# Directions for this task
Write out every record in full, exactly as written, please.

[Data items]
···

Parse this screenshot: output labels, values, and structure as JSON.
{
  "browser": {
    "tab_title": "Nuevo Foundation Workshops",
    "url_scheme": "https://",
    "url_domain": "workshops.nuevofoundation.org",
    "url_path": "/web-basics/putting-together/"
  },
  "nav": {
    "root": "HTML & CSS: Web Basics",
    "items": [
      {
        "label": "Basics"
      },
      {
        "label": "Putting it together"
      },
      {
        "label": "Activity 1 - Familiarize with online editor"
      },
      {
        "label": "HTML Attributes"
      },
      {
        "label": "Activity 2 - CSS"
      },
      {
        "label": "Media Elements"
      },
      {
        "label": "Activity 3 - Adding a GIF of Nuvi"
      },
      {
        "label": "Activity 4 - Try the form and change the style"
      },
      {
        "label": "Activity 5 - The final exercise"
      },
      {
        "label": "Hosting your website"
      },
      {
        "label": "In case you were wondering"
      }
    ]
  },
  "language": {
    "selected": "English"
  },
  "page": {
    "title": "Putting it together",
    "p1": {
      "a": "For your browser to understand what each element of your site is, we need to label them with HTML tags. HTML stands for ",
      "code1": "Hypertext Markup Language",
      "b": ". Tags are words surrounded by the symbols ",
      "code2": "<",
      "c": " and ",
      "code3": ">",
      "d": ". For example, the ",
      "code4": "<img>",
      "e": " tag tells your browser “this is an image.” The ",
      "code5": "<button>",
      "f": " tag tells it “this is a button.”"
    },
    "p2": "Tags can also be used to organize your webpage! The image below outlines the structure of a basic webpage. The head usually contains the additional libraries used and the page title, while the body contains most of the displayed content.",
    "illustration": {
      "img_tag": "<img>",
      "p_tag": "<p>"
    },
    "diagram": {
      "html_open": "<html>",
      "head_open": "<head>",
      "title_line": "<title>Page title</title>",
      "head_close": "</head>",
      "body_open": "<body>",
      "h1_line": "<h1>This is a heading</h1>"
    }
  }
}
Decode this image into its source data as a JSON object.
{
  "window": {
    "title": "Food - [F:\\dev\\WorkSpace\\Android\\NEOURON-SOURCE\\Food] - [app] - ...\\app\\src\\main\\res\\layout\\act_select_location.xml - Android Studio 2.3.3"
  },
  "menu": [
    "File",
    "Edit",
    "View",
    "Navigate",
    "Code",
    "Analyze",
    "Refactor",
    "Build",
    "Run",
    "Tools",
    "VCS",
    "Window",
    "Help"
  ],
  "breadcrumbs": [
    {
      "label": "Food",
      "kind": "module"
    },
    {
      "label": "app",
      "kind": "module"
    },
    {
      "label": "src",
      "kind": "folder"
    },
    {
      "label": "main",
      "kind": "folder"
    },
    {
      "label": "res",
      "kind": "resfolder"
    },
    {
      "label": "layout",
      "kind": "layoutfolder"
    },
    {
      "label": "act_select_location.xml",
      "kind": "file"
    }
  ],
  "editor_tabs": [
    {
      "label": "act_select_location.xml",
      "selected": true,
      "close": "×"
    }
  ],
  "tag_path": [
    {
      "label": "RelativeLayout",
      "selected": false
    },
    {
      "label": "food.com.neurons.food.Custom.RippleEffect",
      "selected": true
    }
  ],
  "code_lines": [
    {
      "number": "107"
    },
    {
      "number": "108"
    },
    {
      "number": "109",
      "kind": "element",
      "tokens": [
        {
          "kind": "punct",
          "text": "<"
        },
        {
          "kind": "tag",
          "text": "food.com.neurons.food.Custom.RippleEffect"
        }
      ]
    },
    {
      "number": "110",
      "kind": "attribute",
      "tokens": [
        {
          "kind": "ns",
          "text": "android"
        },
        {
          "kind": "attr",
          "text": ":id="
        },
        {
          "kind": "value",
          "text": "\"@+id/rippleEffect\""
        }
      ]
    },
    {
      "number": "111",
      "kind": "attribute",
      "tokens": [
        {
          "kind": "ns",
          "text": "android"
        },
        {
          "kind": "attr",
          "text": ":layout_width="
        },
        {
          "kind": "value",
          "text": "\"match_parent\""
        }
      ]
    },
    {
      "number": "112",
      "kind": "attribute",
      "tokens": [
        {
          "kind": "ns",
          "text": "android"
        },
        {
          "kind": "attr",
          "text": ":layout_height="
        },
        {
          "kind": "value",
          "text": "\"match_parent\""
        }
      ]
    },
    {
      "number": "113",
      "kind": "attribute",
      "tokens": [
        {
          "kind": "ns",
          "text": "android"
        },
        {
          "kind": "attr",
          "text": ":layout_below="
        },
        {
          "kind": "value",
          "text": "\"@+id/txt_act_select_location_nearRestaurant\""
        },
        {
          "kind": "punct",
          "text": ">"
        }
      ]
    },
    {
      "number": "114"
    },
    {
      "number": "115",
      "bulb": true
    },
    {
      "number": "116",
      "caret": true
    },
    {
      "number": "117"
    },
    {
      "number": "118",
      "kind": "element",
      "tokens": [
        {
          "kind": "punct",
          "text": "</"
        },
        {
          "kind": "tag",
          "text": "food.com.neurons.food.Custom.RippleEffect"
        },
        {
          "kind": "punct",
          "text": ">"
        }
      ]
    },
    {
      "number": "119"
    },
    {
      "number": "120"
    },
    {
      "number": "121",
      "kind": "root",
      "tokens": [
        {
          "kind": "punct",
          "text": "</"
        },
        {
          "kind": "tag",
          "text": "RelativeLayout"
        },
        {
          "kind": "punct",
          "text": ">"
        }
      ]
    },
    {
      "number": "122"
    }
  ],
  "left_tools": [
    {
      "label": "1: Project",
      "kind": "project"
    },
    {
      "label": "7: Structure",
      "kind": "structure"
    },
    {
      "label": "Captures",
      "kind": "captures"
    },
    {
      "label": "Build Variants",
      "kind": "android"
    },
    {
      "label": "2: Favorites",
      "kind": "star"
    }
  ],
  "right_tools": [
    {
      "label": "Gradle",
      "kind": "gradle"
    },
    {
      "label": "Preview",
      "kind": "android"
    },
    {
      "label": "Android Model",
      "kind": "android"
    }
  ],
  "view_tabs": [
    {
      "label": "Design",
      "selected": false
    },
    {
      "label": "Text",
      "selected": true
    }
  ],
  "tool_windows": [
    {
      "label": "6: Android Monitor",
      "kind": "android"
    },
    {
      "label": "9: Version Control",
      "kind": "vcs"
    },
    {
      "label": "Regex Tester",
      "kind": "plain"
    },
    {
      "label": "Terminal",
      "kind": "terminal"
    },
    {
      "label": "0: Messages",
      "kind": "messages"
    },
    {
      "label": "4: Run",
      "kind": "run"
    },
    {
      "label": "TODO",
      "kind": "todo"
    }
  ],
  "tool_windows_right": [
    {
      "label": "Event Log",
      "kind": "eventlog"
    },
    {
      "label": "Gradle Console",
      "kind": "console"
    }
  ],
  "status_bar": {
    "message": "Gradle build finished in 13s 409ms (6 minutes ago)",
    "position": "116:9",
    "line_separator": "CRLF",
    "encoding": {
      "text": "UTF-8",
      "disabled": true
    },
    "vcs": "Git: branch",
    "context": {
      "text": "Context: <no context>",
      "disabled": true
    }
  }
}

···

# Full output
Parse this screenshot: output labels, values, and structure as JSON.
{
  "browser": {
    "tab_title": "Nuevo Foundation Workshops",
    "url_scheme": "https://",
    "url_domain": "workshops.nuevofoundation.org",
    "url_path": "/web-basics/putting-together/"
  },
  "nav": {
    "root": "HTML & CSS: Web Basics",
    "items": [
      {
        "label": "Basics"
      },
      {
        "label": "Putting it together"
      },
      {
        "label": "Activity 1 - Familiarize with online editor"
      },
      {
        "label": "HTML Attributes"
      },
      {
        "label": "Activity 2 - CSS"
      },
      {
        "label": "Media Elements"
      },
      {
        "label": "Activity 3 - Adding a GIF of Nuvi"
      },
      {
        "label": "Activity 4 - Try the form and change the style"
      },
      {
        "label": "Activity 5 - The final exercise"
      },
      {
        "label": "Hosting your website"
      },
      {
        "label": "In case you were wondering"
      }
    ]
  },
  "language": {
    "selected": "English"
  },
  "page": {
    "title": "Putting it together",
    "p1": {
      "a": "For your browser to understand what each element of your site is, we need to label them with HTML tags. HTML stands for ",
      "code1": "Hypertext Markup Language",
      "b": ". Tags are words surrounded by the symbols ",
      "code2": "<",
      "c": " and ",
      "code3": ">",
      "d": ". For example, the ",
      "code4": "<img>",
      "e": " tag tells your browser “this is an image.” The ",
      "code5": "<button>",
      "f": " tag tells it “this is a button.”"
    },
    "p2": "Tags can also be used to organize your webpage! The image below outlines the structure of a basic webpage. The head usually contains the additional libraries used and the page title, while the body contains most of the displayed content.",
    "illustration": {
      "img_tag": "<img>",
      "p_tag": "<p>"
    },
    "diagram": {
      "html_open": "<html>",
      "head_open": "<head>",
      "title_line": "<title>Page title</title>",
      "head_close": "</head>",
      "body_open": "<body>",
      "h1_line": "<h1>This is a heading</h1>"
    }
  }
}
Decode this image into its source data as a JSON object.
{
  "window": {
    "title": "Food - [F:\\dev\\WorkSpace\\Android\\NEOURON-SOURCE\\Food] - [app] - ...\\app\\src\\main\\res\\layout\\act_select_location.xml - Android Studio 2.3.3"
  },
  "menu": [
    "File",
    "Edit",
    "View",
    "Navigate",
    "Code",
    "Analyze",
    "Refactor",
    "Build",
    "Run",
    "Tools",
    "VCS",
    "Window",
    "Help"
  ],
  "breadcrumbs": [
    {
      "label": "Food",
      "kind": "module"
    },
    {
      "label": "app",
      "kind": "module"
    },
    {
      "label": "src",
      "kind": "folder"
    },
    {
      "label": "main",
      "kind": "folder"
    },
    {
      "label": "res",
      "kind": "resfolder"
    },
    {
      "label": "layout",
      "kind": "layoutfolder"
    },
    {
      "label": "act_select_location.xml",
      "kind": "file"
    }
  ],
  "editor_tabs": [
    {
      "label": "act_select_location.xml",
      "selected": true,
      "close": "×"
    }
  ],
  "tag_path": [
    {
      "label": "RelativeLayout",
      "selected": false
    },
    {
      "label": "food.com.neurons.food.Custom.RippleEffect",
      "selected": true
    }
  ],
  "code_lines": [
    {
      "number": "107"
    },
    {
      "number": "108"
    },
    {
      "number": "109",
      "kind": "element",
      "tokens": [
        {
          "kind": "punct",
          "text": "<"
        },
        {
          "kind": "tag",
          "text": "food.com.neurons.food.Custom.RippleEffect"
        }
      ]
    },
    {
      "number": "110",
      "kind": "attribute",
      "tokens": [
        {
          "kind": "ns",
          "text": "android"
        },
        {
          "kind": "attr",
          "text": ":id="
        },
        {
          "kind": "value",
          "text": "\"@+id/rippleEffect\""
        }
      ]
    },
    {
      "number": "111",
      "kind": "attribute",
      "tokens": [
        {
          "kind": "ns",
          "text": "android"
        },
        {
          "kind": "attr",
          "text": ":layout_width="
        },
        {
          "kind": "value",
          "text": "\"match_parent\""
        }
      ]
    },
    {
      "number": "112",
      "kind": "attribute",
      "tokens": [
        {
          "kind": "ns",
          "text": "android"
        },
        {
          "kind": "attr",
          "text": ":layout_height="
        },
        {
          "kind": "value",
          "text": "\"match_parent\""
        }
      ]
    },
    {
      "number": "113",
      "kind": "attribute",
      "tokens": [
        {
          "kind": "ns",
          "text": "android"
        },
        {
          "kind": "attr",
          "text": ":layout_below="
        },
        {
          "kind": "value",
          "text": "\"@+id/txt_act_select_location_nearRestaurant\""
        },
        {
          "kind": "punct",
          "text": ">"
        }
      ]
    },
    {
      "number": "114"
    },
    {
      "number": "115",
      "bulb": true
    },
    {
      "number": "116",
      "caret": true
    },
    {
      "number": "117"
    },
    {
      "number": "118",
      "kind": "element",
      "tokens": [
        {
          "kind": "punct",
          "text": "</"
        },
        {
          "kind": "tag",
          "text": "food.com.neurons.food.Custom.RippleEffect"
        },
        {
          "kind": "punct",
          "text": ">"
        }
      ]
    },
    {
      "number": "119"
    },
    {
      "number": "120"
    },
    {
      "number": "121",
      "kind": "root",
      "tokens": [
        {
          "kind": "punct",
          "text": "</"
        },
        {
          "kind": "tag",
          "text": "RelativeLayout"
        },
        {
          "kind": "punct",
          "text": ">"
        }
      ]
    },
    {
      "number": "122"
    }
  ],
  "left_tools": [
    {
      "label": "1: Project",
      "kind": "project"
    },
    {
      "label": "7: Structure",
      "kind": "structure"
    },
    {
      "label": "Captures",
      "kind": "captures"
    },
    {
      "label": "Build Variants",
      "kind": "android"
    },
    {
      "label": "2: Favorites",
      "kind": "star"
    }
  ],
  "right_tools": [
    {
      "label": "Gradle",
      "kind": "gradle"
    },
    {
      "label": "Preview",
      "kind": "android"
    },
    {
      "label": "Android Model",
      "kind": "android"
    }
  ],
  "view_tabs": [
    {
      "label": "Design",
      "selected": false
    },
    {
      "label": "Text",
      "selected": true
    }
  ],
  "tool_windows": [
    {
      "label": "6: Android Monitor",
      "kind": "android"
    },
    {
      "label": "9: Version Control",
      "kind": "vcs"
    },
    {
      "label": "Regex Tester",
      "kind": "plain"
    },
    {
      "label": "Terminal",
      "kind": "terminal"
    },
    {
      "label": "0: Messages",
      "kind": "messages"
    },
    {
      "label": "4: Run",
      "kind": "run"
    },
    {
      "label": "TODO",
      "kind": "todo"
    }
  ],
  "tool_windows_right": [
    {
      "label": "Event Log",
      "kind": "eventlog"
    },
    {
      "label": "Gradle Console",
      "kind": "console"
    }
  ],
  "status_bar": {
    "message": "Gradle build finished in 13s 409ms (6 minutes ago)",
    "position": "116:9",
    "line_separator": "CRLF",
    "encoding": {
      "text": "UTF-8",
      "disabled": true
    },
    "vcs": "Git: branch",
    "context": {
      "text": "Context: <no context>",
      "disabled": true
    }
  }
}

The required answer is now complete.